## [Task inputs]
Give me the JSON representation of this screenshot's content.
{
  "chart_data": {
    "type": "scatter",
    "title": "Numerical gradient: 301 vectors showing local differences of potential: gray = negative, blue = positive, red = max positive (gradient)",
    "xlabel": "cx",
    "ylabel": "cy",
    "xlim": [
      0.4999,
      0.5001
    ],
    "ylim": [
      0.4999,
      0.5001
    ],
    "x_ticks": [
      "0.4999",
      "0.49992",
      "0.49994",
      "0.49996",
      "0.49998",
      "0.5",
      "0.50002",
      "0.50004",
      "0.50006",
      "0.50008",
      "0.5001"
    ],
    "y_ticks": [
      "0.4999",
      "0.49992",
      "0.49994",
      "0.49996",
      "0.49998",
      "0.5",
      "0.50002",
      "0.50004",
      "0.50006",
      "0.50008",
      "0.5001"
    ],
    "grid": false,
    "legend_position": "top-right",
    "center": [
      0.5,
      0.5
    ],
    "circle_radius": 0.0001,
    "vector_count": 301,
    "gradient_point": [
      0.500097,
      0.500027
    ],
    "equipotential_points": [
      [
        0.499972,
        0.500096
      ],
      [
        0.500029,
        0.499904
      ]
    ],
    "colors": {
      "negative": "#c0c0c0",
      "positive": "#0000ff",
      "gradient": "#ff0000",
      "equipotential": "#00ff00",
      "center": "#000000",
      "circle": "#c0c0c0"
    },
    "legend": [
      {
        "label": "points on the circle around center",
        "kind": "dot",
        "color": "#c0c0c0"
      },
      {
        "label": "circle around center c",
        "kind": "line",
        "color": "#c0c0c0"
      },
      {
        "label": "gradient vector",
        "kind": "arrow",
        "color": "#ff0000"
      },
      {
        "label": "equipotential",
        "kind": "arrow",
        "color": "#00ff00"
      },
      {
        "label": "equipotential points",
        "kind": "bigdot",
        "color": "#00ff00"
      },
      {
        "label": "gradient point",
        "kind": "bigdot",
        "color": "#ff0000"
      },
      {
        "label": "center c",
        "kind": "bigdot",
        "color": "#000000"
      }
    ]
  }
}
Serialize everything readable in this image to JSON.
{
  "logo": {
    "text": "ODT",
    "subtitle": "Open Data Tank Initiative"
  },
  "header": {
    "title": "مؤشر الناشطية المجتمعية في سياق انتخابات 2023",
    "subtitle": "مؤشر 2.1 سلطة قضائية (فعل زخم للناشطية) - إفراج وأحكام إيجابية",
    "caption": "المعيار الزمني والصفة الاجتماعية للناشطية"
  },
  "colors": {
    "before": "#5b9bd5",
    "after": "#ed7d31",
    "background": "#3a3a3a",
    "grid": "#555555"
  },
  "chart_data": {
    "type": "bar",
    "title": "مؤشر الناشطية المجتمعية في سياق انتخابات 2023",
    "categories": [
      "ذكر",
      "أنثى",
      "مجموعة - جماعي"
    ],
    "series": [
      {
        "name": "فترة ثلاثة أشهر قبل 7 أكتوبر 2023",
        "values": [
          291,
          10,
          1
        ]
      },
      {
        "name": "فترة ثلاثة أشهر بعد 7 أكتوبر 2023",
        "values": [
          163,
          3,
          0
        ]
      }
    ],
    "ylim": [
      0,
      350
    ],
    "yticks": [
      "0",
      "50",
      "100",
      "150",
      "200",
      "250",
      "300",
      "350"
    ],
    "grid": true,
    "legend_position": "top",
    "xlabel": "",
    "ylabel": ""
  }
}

## [What the task requires]
Transcribe all entries exactly as they are given.

## [Finished exercise]
Give me the JSON representation of this screenshot's content.
{
  "chart_data": {
    "type": "scatter",
    "title": "Numerical gradient: 301 vectors showing local differences of potential: gray = negative, blue = positive, red = max positive (gradient)",
    "xlabel": "cx",
    "ylabel": "cy",
    "xlim": [
      0.4999,
      0.5001
    ],
    "ylim": [
      0.4999,
      0.5001
    ],
    "x_ticks": [
      "0.4999",
      "0.49992",
      "0.49994",
      "0.49996",
      "0.49998",
      "0.5",
      "0.50002",
      "0.50004",
      "0.50006",
      "0.50008",
      "0.5001"
    ],
    "y_ticks": [
      "0.4999",
      "0.49992",
      "0.49994",
      "0.49996",
      "0.49998",
      "0.5",
      "0.50002",
      "0.50004",
      "0.50006",
      "0.50008",
      "0.5001"
    ],
    "grid": false,
    "legend_position": "top-right",
    "center": [
      0.5,
      0.5
    ],
    "circle_radius": 0.0001,
    "vector_count": 301,
    "gradient_point": [
      0.500097,
      0.500027
    ],
    "equipotential_points": [
      [
        0.499972,
        0.500096
      ],
      [
        0.500029,
        0.499904
      ]
    ],
    "colors": {
      "negative": "#c0c0c0",
      "positive": "#0000ff",
      "gradient": "#ff0000",
      "equipotential": "#00ff00",
      "center": "#000000",
      "circle": "#c0c0c0"
    },
    "legend": [
      {
        "label": "points on the circle around center",
        "kind": "dot",
        "color": "#c0c0c0"
      },
      {
        "label": "circle around center c",
        "kind": "line",
        "color": "#c0c0c0"
      },
      {
        "label": "gradient vector",
        "kind": "arrow",
        "color": "#ff0000"
      },
      {
        "label": "equipotential",
        "kind": "arrow",
        "color": "#00ff00"
      },
      {
        "label": "equipotential points",
        "kind": "bigdot",
        "color": "#00ff00"
      },
      {
        "label": "gradient point",
        "kind": "bigdot",
        "color": "#ff0000"
      },
      {
        "label": "center c",
        "kind": "bigdot",
        "color": "#000000"
      }
    ]
  }
}
Serialize everything readable in this image to JSON.
{
  "logo": {
    "text": "ODT",
    "subtitle": "Open Data Tank Initiative"
  },
  "header": {
    "title": "مؤشر الناشطية المجتمعية في سياق انتخابات 2023",
    "subtitle": "مؤشر 2.1 سلطة قضائية (فعل زخم للناشطية) - إفراج وأحكام إيجابية",
    "caption": "المعيار الزمني والصفة الاجتماعية للناشطية"
  },
  "colors": {
    "before": "#5b9bd5",
    "after": "#ed7d31",
    "background": "#3a3a3a",
    "grid": "#555555"
  },
  "chart_data": {
    "type": "bar",
    "title": "مؤشر الناشطية المجتمعية في سياق انتخابات 2023",
    "categories": [
      "ذكر",
      "أنثى",
      "مجموعة - جماعي"
    ],
    "series": [
      {
        "name": "فترة ثلاثة أشهر قبل 7 أكتوبر 2023",
        "values": [
          291,
          10,
          1
        ]
      },
      {
        "name": "فترة ثلاثة أشهر بعد 7 أكتوبر 2023",
        "values": [
          163,
          3,
          0
        ]
      }
    ],
    "ylim": [
      0,
      350
    ],
    "yticks": [
      "0",
      "50",
      "100",
      "150",
      "200",
      "250",
      "300",
      "350"
    ],
    "grid": true,
    "legend_position": "top",
    "xlabel": "",
    "ylabel": ""
  }
}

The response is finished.